-- THE REQUEST --
Copy every line of the listing that holds the string "display".

-- DATA SHOWN --
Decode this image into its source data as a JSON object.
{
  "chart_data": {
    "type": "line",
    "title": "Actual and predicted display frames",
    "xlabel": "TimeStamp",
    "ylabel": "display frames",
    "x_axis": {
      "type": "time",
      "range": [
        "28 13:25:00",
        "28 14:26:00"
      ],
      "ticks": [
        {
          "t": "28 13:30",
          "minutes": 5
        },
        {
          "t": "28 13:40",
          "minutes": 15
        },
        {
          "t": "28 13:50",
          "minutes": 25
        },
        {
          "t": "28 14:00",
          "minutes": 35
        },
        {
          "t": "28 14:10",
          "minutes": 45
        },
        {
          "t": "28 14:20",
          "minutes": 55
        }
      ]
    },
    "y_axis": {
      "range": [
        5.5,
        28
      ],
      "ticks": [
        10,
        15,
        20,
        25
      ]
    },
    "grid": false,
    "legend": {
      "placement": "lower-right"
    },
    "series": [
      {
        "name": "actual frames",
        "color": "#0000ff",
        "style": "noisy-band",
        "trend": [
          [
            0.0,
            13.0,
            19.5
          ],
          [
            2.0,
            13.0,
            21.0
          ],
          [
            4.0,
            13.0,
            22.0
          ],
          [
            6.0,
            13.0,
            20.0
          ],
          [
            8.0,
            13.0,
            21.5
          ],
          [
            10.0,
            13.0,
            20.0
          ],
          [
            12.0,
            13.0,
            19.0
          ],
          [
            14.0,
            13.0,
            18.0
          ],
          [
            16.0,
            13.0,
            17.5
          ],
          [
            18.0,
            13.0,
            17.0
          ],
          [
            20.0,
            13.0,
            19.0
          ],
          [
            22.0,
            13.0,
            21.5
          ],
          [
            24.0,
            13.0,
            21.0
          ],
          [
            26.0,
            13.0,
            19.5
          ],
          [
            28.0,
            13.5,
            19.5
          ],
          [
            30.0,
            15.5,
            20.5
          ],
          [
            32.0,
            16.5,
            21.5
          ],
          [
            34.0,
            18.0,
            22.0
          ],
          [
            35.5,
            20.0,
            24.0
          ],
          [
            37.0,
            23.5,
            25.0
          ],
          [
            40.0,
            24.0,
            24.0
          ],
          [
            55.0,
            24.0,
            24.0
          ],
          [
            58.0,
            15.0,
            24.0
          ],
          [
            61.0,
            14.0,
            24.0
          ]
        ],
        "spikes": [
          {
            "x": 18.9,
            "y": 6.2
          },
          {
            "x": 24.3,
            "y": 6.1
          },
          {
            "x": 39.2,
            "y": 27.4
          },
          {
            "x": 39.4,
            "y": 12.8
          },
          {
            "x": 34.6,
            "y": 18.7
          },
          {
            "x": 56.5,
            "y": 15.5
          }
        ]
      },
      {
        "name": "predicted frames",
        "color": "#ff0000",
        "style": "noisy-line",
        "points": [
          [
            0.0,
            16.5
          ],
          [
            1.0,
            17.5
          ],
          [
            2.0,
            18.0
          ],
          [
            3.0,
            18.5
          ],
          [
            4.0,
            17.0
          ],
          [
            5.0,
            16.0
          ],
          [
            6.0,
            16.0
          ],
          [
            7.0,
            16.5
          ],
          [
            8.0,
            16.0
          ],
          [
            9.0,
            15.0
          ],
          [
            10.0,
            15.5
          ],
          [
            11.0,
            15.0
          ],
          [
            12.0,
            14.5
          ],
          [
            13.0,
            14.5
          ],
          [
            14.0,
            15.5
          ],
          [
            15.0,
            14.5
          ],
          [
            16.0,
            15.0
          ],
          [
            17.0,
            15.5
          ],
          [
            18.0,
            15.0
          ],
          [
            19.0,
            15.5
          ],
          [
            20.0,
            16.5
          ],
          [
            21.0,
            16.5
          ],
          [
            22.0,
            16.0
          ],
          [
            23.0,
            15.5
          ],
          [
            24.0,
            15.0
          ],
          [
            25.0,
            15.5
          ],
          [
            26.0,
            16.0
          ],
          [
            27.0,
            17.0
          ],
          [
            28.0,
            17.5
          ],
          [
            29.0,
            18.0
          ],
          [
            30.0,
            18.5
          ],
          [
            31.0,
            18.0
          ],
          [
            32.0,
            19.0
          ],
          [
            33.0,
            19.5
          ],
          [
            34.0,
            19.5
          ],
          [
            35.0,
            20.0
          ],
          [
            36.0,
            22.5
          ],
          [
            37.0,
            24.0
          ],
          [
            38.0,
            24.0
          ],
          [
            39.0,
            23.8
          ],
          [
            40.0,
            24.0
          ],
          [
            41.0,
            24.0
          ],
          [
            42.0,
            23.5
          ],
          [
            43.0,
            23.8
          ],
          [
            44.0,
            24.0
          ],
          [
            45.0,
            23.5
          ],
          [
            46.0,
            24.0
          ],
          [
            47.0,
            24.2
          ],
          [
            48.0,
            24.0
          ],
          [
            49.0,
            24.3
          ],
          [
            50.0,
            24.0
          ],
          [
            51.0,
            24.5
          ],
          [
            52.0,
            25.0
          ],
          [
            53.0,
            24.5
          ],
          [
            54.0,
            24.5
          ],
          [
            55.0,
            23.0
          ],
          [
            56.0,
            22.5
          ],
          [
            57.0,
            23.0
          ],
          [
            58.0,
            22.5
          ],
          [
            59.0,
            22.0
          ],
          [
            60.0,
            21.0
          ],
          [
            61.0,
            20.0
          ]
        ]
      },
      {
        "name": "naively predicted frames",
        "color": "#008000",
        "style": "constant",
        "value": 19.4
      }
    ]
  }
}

-- COMPLETED TASK --
    "title": "Actual and predicted display frames",
    "ylabel": "display frames",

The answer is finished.